> **TASK**
Copy the records below exactly as they stand. Leave out the pictures.

> **RECORDS TO PROCESS**
————————

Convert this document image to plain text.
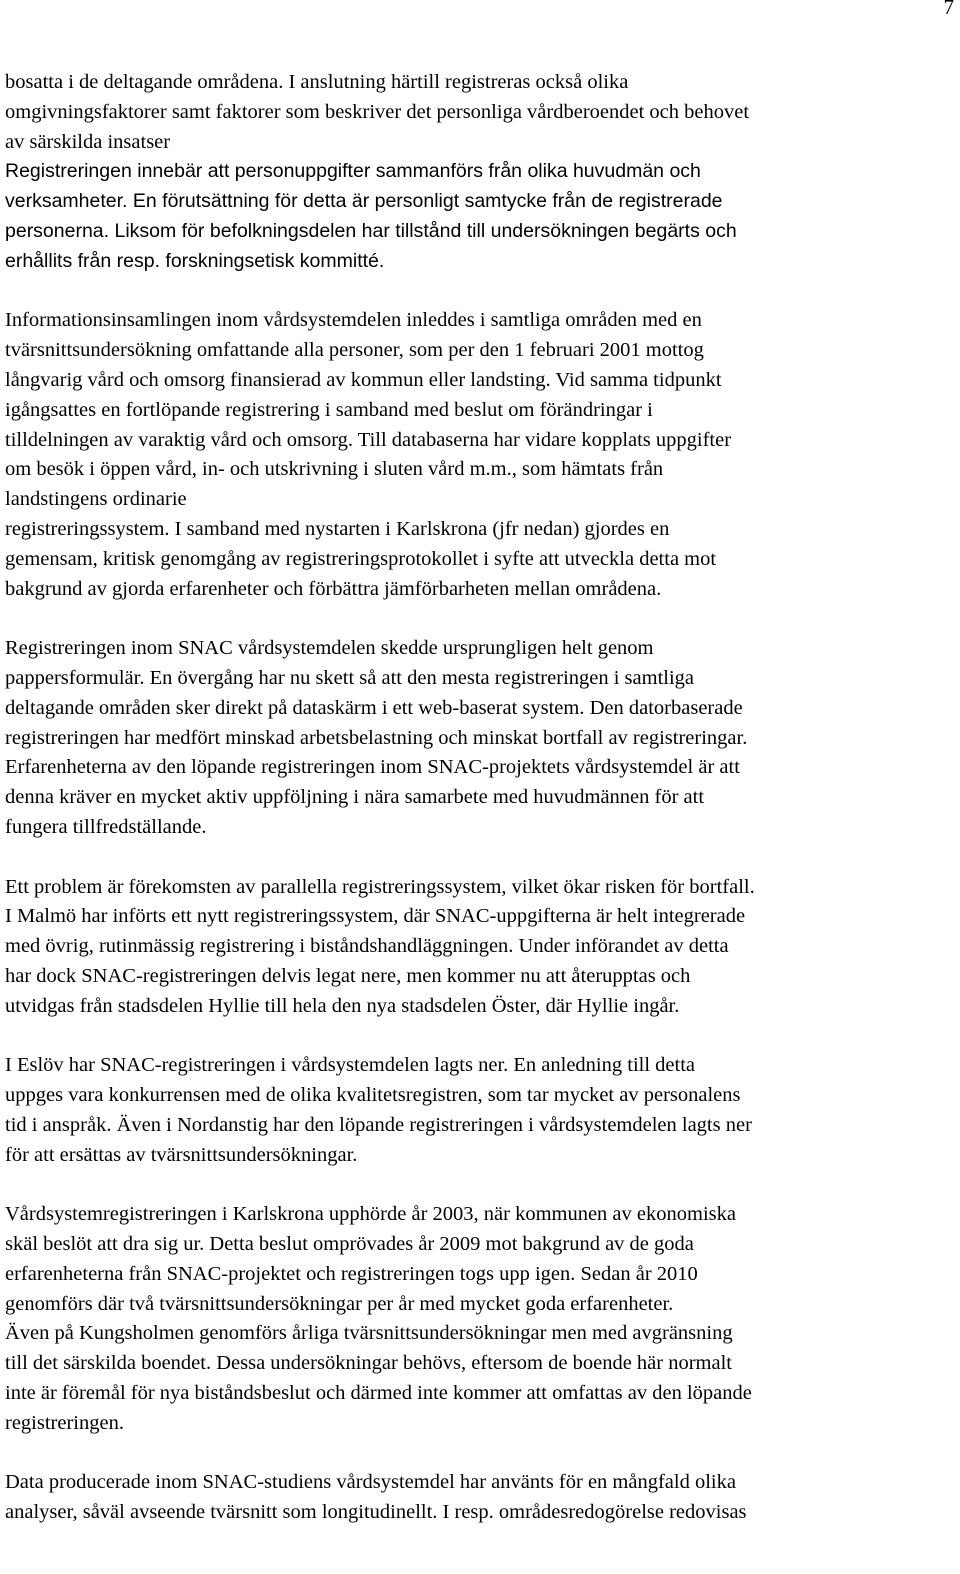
7
bosatta i de deltagande områdena. I anslutning härtill registreras också olika
omgivningsfaktorer samt faktorer som beskriver det personliga vårdberoendet och behovet
av särskilda insatser
Registreringen innebär att personuppgifter sammanförs från olika huvudmän och
verksamheter. En förutsättning för detta är personligt samtycke från de registrerade
personerna. Liksom för befolkningsdelen har tillstånd till undersökningen begärts och
erhållits från resp. forskningsetisk kommitté.
Informationsinsamlingen inom vårdsystemdelen inleddes i samtliga områden med en
tvärsnittsundersökning omfattande alla personer, som per den 1 februari 2001 mottog
långvarig vård och omsorg finansierad av kommun eller landsting. Vid samma tidpunkt
igångsattes en fortlöpande registrering i samband med beslut om förändringar i
tilldelningen av varaktig vård och omsorg. Till databaserna har vidare kopplats uppgifter
om besök i öppen vård, in- och utskrivning i sluten vård m.m., som hämtats från
landstingens ordinarie
registreringssystem. I samband med nystarten i Karlskrona (jfr nedan) gjordes en
gemensam, kritisk genomgång av registreringsprotokollet i syfte att utveckla detta mot
bakgrund av gjorda erfarenheter och förbättra jämförbarheten mellan områdena.
Registreringen inom SNAC vårdsystemdelen skedde ursprungligen helt genom
pappersformulär. En övergång har nu skett så att den mesta registreringen i samtliga
deltagande områden sker direkt på dataskärm i ett web-baserat system. Den datorbaserade
registreringen har medfört minskad arbetsbelastning och minskat bortfall av registreringar.
Erfarenheterna av den löpande registreringen inom SNAC-projektets vårdsystemdel är att
denna kräver en mycket aktiv uppföljning i nära samarbete med huvudmännen för att
fungera tillfredställande.
Ett problem är förekomsten av parallella registreringssystem, vilket ökar risken för bortfall.
I Malmö har införts ett nytt registreringssystem, där SNAC-uppgifterna är helt integrerade
med övrig, rutinmässig registrering i biståndshandläggningen. Under införandet av detta
har dock SNAC-registreringen delvis legat nere, men kommer nu att återupptas och
utvidgas från stadsdelen Hyllie till hela den nya stadsdelen Öster, där Hyllie ingår.
I Eslöv har SNAC-registreringen i vårdsystemdelen lagts ner. En anledning till detta
uppges vara konkurrensen med de olika kvalitetsregistren, som tar mycket av personalens
tid i anspråk. Även i Nordanstig har den löpande registreringen i vårdsystemdelen lagts ner
för att ersättas av tvärsnittsundersökningar.
Vårdsystemregistreringen i Karlskrona upphörde år 2003, när kommunen av ekonomiska
skäl beslöt att dra sig ur. Detta beslut omprövades år 2009 mot bakgrund av de goda
erfarenheterna från SNAC-projektet och registreringen togs upp igen. Sedan år 2010
genomförs där två tvärsnittsundersökningar per år med mycket goda erfarenheter.
Även på Kungsholmen genomförs årliga tvärsnittsundersökningar men med avgränsning
till det särskilda boendet. Dessa undersökningar behövs, eftersom de boende här normalt
inte är föremål för nya biståndsbeslut och därmed inte kommer att omfattas av den löpande
registreringen.
Data producerade inom SNAC-studiens vårdsystemdel har använts för en mångfald olika
analyser, såväl avseende tvärsnitt som longitudinellt. I resp. områdesredogörelse redovisas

————————

> **RESULT FOR THIS EXERCISE**
Convert this document image to plain text.
7
bosatta i de deltagande områdena. I anslutning härtill registreras också olika
omgivningsfaktorer samt faktorer som beskriver det personliga vårdberoendet och behovet
av särskilda insatser
Registreringen innebär att personuppgifter sammanförs från olika huvudmän och
verksamheter. En förutsättning för detta är personligt samtycke från de registrerade
personerna. Liksom för befolkningsdelen har tillstånd till undersökningen begärts och
erhållits från resp. forskningsetisk kommitté.
Informationsinsamlingen inom vårdsystemdelen inleddes i samtliga områden med en
tvärsnittsundersökning omfattande alla personer, som per den 1 februari 2001 mottog
långvarig vård och omsorg finansierad av kommun eller landsting. Vid samma tidpunkt
igångsattes en fortlöpande registrering i samband med beslut om förändringar i
tilldelningen av varaktig vård och omsorg. Till databaserna har vidare kopplats uppgifter
om besök i öppen vård, in- och utskrivning i sluten vård m.m., som hämtats från
landstingens ordinarie
registreringssystem. I samband med nystarten i Karlskrona (jfr nedan) gjordes en
gemensam, kritisk genomgång av registreringsprotokollet i syfte att utveckla detta mot
bakgrund av gjorda erfarenheter och förbättra jämförbarheten mellan områdena.
Registreringen inom SNAC vårdsystemdelen skedde ursprungligen helt genom
pappersformulär. En övergång har nu skett så att den mesta registreringen i samtliga
deltagande områden sker direkt på dataskärm i ett web-baserat system. Den datorbaserade
registreringen har medfört minskad arbetsbelastning och minskat bortfall av registreringar.
Erfarenheterna av den löpande registreringen inom SNAC-projektets vårdsystemdel är att
denna kräver en mycket aktiv uppföljning i nära samarbete med huvudmännen för att
fungera tillfredställande.
Ett problem är förekomsten av parallella registreringssystem, vilket ökar risken för bortfall.
I Malmö har införts ett nytt registreringssystem, där SNAC-uppgifterna är helt integrerade
med övrig, rutinmässig registrering i biståndshandläggningen. Under införandet av detta
har dock SNAC-registreringen delvis legat nere, men kommer nu att återupptas och
utvidgas från stadsdelen Hyllie till hela den nya stadsdelen Öster, där Hyllie ingår.
I Eslöv har SNAC-registreringen i vårdsystemdelen lagts ner. En anledning till detta
uppges vara konkurrensen med de olika kvalitetsregistren, som tar mycket av personalens
tid i anspråk. Även i Nordanstig har den löpande registreringen i vårdsystemdelen lagts ner
för att ersättas av tvärsnittsundersökningar.
Vårdsystemregistreringen i Karlskrona upphörde år 2003, när kommunen av ekonomiska
skäl beslöt att dra sig ur. Detta beslut omprövades år 2009 mot bakgrund av de goda
erfarenheterna från SNAC-projektet och registreringen togs upp igen. Sedan år 2010
genomförs där två tvärsnittsundersökningar per år med mycket goda erfarenheter.
Även på Kungsholmen genomförs årliga tvärsnittsundersökningar men med avgränsning
till det särskilda boendet. Dessa undersökningar behövs, eftersom de boende här normalt
inte är föremål för nya biståndsbeslut och därmed inte kommer att omfattas av den löpande
registreringen.
Data producerade inom SNAC-studiens vårdsystemdel har använts för en mångfald olika
analyser, såväl avseende tvärsnitt som longitudinellt. I resp. områdesredogörelse redovisas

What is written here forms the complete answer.